» **DO THIS**: Make an exact copy of the records, dropping all pictures.
+++
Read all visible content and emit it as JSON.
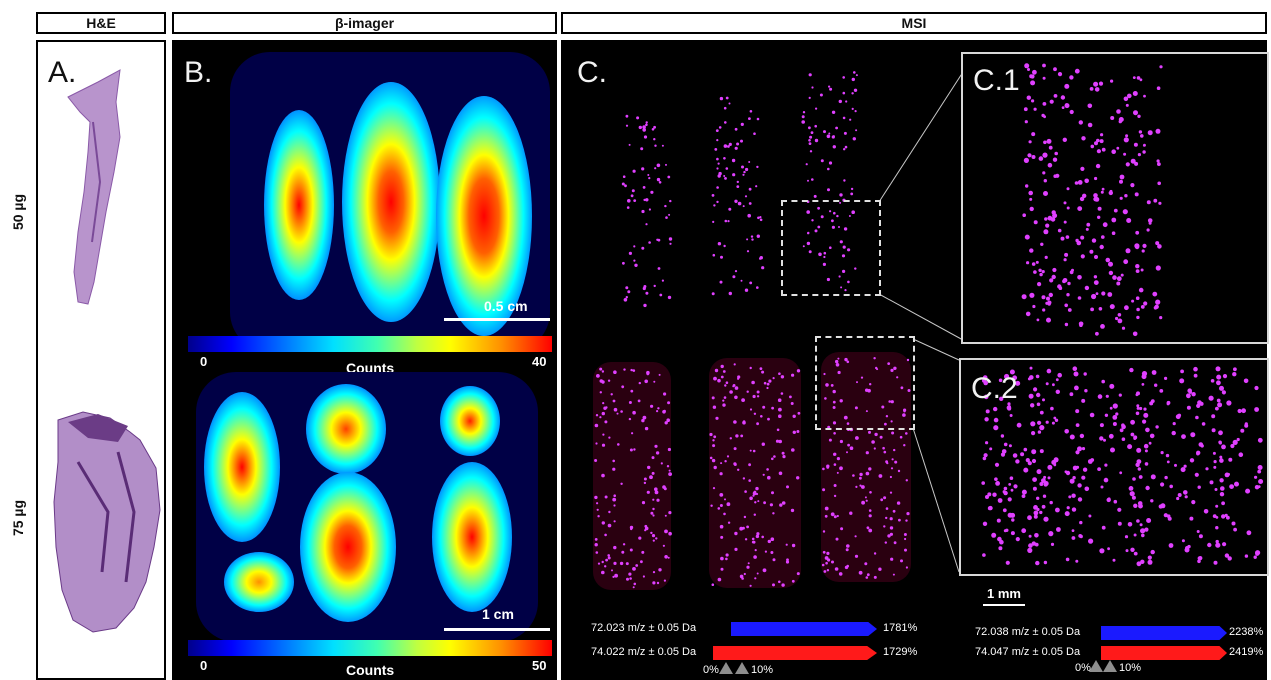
{
  "headers": {
    "he": "H&E",
    "beta": "β-imager",
    "msi": "MSI"
  },
  "rows": {
    "top": "50 µg",
    "bottom": "75 µg"
  },
  "panels": {
    "a": "A.",
    "b": "B.",
    "c": "C.",
    "c1": "C.1",
    "c2": "C.2"
  },
  "beta_top": {
    "scale": "0.5 cm",
    "cmin": "0",
    "cmax": "40",
    "clabel": "Counts"
  },
  "beta_bottom": {
    "scale": "1 cm",
    "cmin": "0",
    "cmax": "50",
    "clabel": "Counts"
  },
  "msi_scale": "1 mm",
  "legend_left": {
    "row1": {
      "mz": "72.023 m/z ± 0.05 Da",
      "pct": "1781%"
    },
    "row2": {
      "mz": "74.022 m/z ± 0.05 Da",
      "pct": "1729%"
    },
    "lo": "0%",
    "hi": "10%"
  },
  "legend_right": {
    "row1": {
      "mz": "72.038 m/z ± 0.05 Da",
      "pct": "2238%"
    },
    "row2": {
      "mz": "74.047 m/z ± 0.05 Da",
      "pct": "2419%"
    },
    "lo": "0%",
    "hi": "10%"
  },
  "colors": {
    "blue_channel": "#1a1aff",
    "red_channel": "#ff1a1a",
    "ion_dots": "#e040ff"
  }
}
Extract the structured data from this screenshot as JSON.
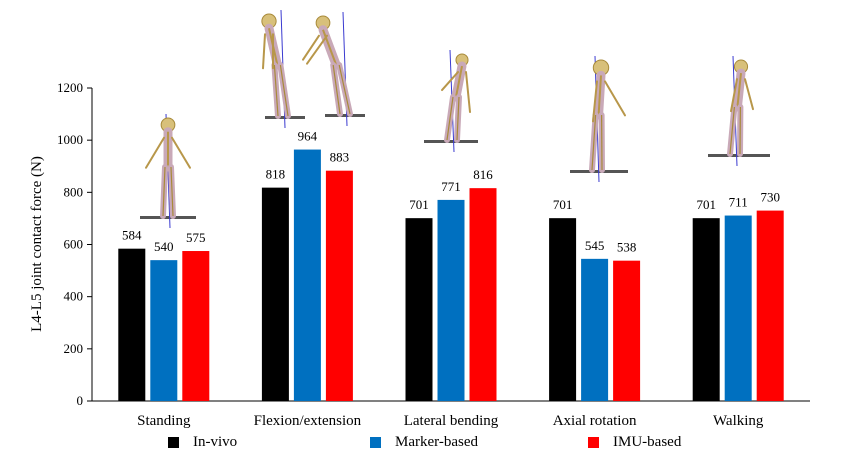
{
  "chart_data": {
    "type": "bar",
    "ylabel": "L4-L5 joint contact force (N)",
    "ylim": [
      0,
      1200
    ],
    "yticks": [
      0,
      200,
      400,
      600,
      800,
      1000,
      1200
    ],
    "categories": [
      "Standing",
      "Flexion/extension",
      "Lateral bending",
      "Axial rotation",
      "Walking"
    ],
    "series": [
      {
        "name": "In-vivo",
        "color": "#000000",
        "values": [
          584,
          818,
          701,
          701,
          701
        ]
      },
      {
        "name": "Marker-based",
        "color": "#0070C0",
        "values": [
          540,
          964,
          771,
          545,
          711
        ]
      },
      {
        "name": "IMU-based",
        "color": "#FF0000",
        "values": [
          575,
          883,
          816,
          538,
          730
        ]
      }
    ],
    "grid": false,
    "legend_position": "bottom"
  },
  "figures": [
    "skeleton-model-standing",
    "skeleton-model-flexion",
    "skeleton-model-extension",
    "skeleton-model-lateral-bending",
    "skeleton-model-axial-rotation",
    "skeleton-model-walking"
  ]
}
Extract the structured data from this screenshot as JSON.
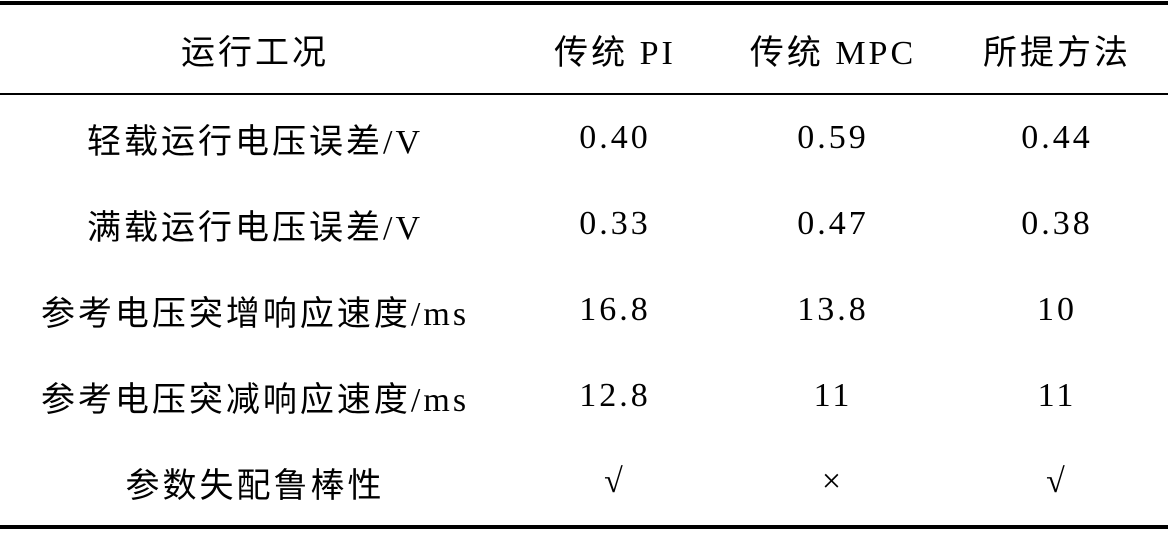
{
  "table": {
    "header": [
      "运行工况",
      "传统 PI",
      "传统 MPC",
      "所提方法"
    ],
    "rows": [
      [
        "轻载运行电压误差/V",
        "0.40",
        "0.59",
        "0.44"
      ],
      [
        "满载运行电压误差/V",
        "0.33",
        "0.47",
        "0.38"
      ],
      [
        "参考电压突增响应速度/ms",
        "16.8",
        "13.8",
        "10"
      ],
      [
        "参考电压突减响应速度/ms",
        "12.8",
        "11",
        "11"
      ],
      [
        "参数失配鲁棒性",
        "√",
        "×",
        "√"
      ]
    ]
  }
}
+++
» **EXERCISE SOLUTION**:
Read all visible content and emit it as JSON.
{
  "headers": {
    "he": "H&E",
    "beta": "β-imager",
    "msi": "MSI"
  },
  "rows": {
    "top": "50 µg",
    "bottom": "75 µg"
  },
  "panels": {
    "a": "A.",
    "b": "B.",
    "c": "C.",
    "c1": "C.1",
    "c2": "C.2"
  },
  "beta_top": {
    "scale": "0.5 cm",
    "cmin": "0",
    "cmax": "40",
    "clabel": "Counts"
  },
  "beta_bottom": {
    "scale": "1 cm",
    "cmin": "0",
    "cmax": "50",
    "clabel": "Counts"
  },
  "msi_scale": "1 mm",
  "legend_left": {
    "row1": {
      "mz": "72.023 m/z ± 0.05 Da",
      "pct": "1781%"
    },
    "row2": {
      "mz": "74.022 m/z ± 0.05 Da",
      "pct": "1729%"
    },
    "lo": "0%",
    "hi": "10%"
  },
  "legend_right": {
    "row1": {
      "mz": "72.038 m/z ± 0.05 Da",
      "pct": "2238%"
    },
    "row2": {
      "mz": "74.047 m/z ± 0.05 Da",
      "pct": "2419%"
    },
    "lo": "0%",
    "hi": "10%"
  },
  "colors": {
    "blue_channel": "#1a1aff",
    "red_channel": "#ff1a1a",
    "ion_dots": "#e040ff"
  }
}
Extract the structured data from this screenshot as JSON.
{
  "chart_data": {
    "type": "bar",
    "ylabel": "L4-L5 joint contact force (N)",
    "ylim": [
      0,
      1200
    ],
    "yticks": [
      0,
      200,
      400,
      600,
      800,
      1000,
      1200
    ],
    "categories": [
      "Standing",
      "Flexion/extension",
      "Lateral bending",
      "Axial rotation",
      "Walking"
    ],
    "series": [
      {
        "name": "In-vivo",
        "color": "#000000",
        "values": [
          584,
          818,
          701,
          701,
          701
        ]
      },
      {
        "name": "Marker-based",
        "color": "#0070C0",
        "values": [
          540,
          964,
          771,
          545,
          711
        ]
      },
      {
        "name": "IMU-based",
        "color": "#FF0000",
        "values": [
          575,
          883,
          816,
          538,
          730
        ]
      }
    ],
    "grid": false,
    "legend_position": "bottom"
  },
  "figures": [
    "skeleton-model-standing",
    "skeleton-model-flexion",
    "skeleton-model-extension",
    "skeleton-model-lateral-bending",
    "skeleton-model-axial-rotation",
    "skeleton-model-walking"
  ]
}
Extract the structured data from this screenshot as JSON.
{
  "table": {
    "header": [
      "运行工况",
      "传统 PI",
      "传统 MPC",
      "所提方法"
    ],
    "rows": [
      [
        "轻载运行电压误差/V",
        "0.40",
        "0.59",
        "0.44"
      ],
      [
        "满载运行电压误差/V",
        "0.33",
        "0.47",
        "0.38"
      ],
      [
        "参考电压突增响应速度/ms",
        "16.8",
        "13.8",
        "10"
      ],
      [
        "参考电压突减响应速度/ms",
        "12.8",
        "11",
        "11"
      ],
      [
        "参数失配鲁棒性",
        "√",
        "×",
        "√"
      ]
    ]
  }
}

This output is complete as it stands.